# Problem 1
Using the ThinkPad 8 Quickshot article, explain in one to three sentences why the design team put significant energy into shaping an emotionally satisfying user experience.
# Problem 2
According to the ThinkPad 8 Quickshot article, how did the team organize its brainstorming during the design concept phase?
# Problem 3
Continue the ThinkPad 8 Quickshot article from its final sentence.

The Thinking Behind ThinkPad 8’s Quickshot

Selfie taken with the Quickshot feature in the Lenovo men's room mirror  : )

Technical specifications are important when we develop new products. They must have the right combination of battery life, ports, memory configurations, weight, screen size/resolution, and of course processor performance. This has been true for years within the computer industry. At Lenovo there will always be lots of technical wizards working on this stuff. In a rapidly changing tech world, people also demand an emotionally satisfying user experience. When my team was creating the design of the ThinkPad 8, we expended significant energy shaping such an experience. 

During the design concept phase we focused a lot of our attention on trying to develop a feature that would elicit a positive emotional response. We brainstormed for days working in small tiger teams looking for the right stuff. We talked about supporting multi-mode functionality with innovative stand, ensuring the tablet was narrow enough to be held comfortably with one hand, and the importance of overall fit and finish. After much debate and study, we ultimately decided we needed to do those things well, but we also needed something new. It was time to invent.

# Information provided
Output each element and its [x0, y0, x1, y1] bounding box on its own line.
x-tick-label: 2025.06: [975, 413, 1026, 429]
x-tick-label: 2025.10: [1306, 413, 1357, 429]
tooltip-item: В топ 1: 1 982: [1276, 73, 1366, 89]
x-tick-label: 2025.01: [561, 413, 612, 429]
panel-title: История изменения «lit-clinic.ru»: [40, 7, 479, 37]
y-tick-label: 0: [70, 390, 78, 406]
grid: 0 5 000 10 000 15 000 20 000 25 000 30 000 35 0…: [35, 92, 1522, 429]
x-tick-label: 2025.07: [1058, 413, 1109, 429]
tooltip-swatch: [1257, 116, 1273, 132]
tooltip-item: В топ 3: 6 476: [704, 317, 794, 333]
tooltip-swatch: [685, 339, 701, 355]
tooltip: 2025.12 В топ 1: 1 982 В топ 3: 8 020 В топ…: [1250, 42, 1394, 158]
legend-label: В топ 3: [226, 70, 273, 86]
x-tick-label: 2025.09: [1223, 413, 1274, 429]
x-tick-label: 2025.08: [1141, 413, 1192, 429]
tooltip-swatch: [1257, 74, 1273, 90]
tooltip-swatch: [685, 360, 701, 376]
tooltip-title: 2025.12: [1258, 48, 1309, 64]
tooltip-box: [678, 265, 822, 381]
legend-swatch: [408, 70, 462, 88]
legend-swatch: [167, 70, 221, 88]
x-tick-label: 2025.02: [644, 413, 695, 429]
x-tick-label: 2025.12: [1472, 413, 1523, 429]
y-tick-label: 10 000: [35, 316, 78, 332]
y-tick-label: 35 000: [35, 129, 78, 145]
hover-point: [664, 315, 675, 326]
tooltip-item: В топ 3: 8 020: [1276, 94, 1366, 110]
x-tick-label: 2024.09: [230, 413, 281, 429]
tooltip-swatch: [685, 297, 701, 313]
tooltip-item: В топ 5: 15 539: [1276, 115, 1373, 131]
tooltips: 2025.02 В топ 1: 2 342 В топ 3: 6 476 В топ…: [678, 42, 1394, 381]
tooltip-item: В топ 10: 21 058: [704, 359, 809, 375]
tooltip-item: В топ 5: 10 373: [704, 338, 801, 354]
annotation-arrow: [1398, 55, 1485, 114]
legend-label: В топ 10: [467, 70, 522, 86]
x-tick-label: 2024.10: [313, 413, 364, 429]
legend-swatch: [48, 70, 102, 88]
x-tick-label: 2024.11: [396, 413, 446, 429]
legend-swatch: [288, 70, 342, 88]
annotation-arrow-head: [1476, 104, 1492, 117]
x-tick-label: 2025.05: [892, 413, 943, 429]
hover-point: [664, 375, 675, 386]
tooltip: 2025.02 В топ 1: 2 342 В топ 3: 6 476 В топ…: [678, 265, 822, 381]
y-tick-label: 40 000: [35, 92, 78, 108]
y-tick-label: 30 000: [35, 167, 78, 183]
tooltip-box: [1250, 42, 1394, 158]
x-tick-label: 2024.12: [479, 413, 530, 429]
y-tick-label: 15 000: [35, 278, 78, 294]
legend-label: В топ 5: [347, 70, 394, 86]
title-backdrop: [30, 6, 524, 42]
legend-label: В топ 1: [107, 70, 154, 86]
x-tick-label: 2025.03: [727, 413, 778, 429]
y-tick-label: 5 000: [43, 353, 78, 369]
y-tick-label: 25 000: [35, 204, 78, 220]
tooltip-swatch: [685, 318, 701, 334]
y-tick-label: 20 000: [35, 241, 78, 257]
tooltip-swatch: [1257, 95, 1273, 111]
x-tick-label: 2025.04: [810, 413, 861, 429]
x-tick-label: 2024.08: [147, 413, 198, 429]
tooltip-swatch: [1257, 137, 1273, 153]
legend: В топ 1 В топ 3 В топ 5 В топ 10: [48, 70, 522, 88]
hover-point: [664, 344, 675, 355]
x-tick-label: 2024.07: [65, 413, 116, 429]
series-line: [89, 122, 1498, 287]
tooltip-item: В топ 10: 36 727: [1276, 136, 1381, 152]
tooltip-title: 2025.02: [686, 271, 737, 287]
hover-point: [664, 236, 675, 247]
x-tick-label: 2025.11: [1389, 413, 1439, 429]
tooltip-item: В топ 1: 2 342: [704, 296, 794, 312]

# Task result 1
In a rapidly changing tech world, people demand an emotionally satisfying user experience in addition to the right technical specifications. For that reason, the team worked hard to shape such an experience while designing the ThinkPad 8.

# Task result 2
The team brainstormed for days, working in small tiger teams.

# Task result 3
We thought there might be a way to create something that would simplify the photo- taking experience. Due to its portability, the ThinkPad 8 actually makes a great camera. I personally hate trying to take photos with a larger tablet, they’re just too unwieldy to use quickly or discreetly. Seeing people take photos on large tablets in public spaces reminds me of old-school press cameras. Photographers used to hoist their clunky 1960’s 4x5 cameras high above the crowd trying to get the best shot. They made great photos, but it was far from ideal.

The Speed Graflex was the preferred press camera for decades

It can be hard to take a quick photo with a tablet without missing the crucial moment. First you often need to reveal the camera by either opening/dangling the smart cover awkwardly, or by folding back a fairly significant portion of the cover. And of course, you still have to launch the actual camera application before you can start shooting. All of these actions take time, and can cause you to miss the moment. The candles on the birthday cake are only blown out once.

The first model was a simple folded sheet of paper

We needed to streamline the process. Our idea was to combine the camera reveal and application launch with a simple, quick and intuitive movement. This is where it all started. It wasn’t long before we were folding sheets of paper to simulate how people would use their tablet and smart cover. Folding or bending down the smart cover corner quickly went from words, to sketches to a simple folded paper model. From there we constructed a cardboard model complete with imbedded magnets. Within about an hour or so we were holding the idea in our hand walking around the studio pretending to snap photos of fellow designers. We immediately knew we had something. Everyone we showed the idea to couldn’t help but smile.

Early sketch showing the red interior revealed

The quick cardboard study model simulated the experience nearly perfectly.

The cardboard model looks strikingly similar to the real thing. The major difference is the reversed color treatment.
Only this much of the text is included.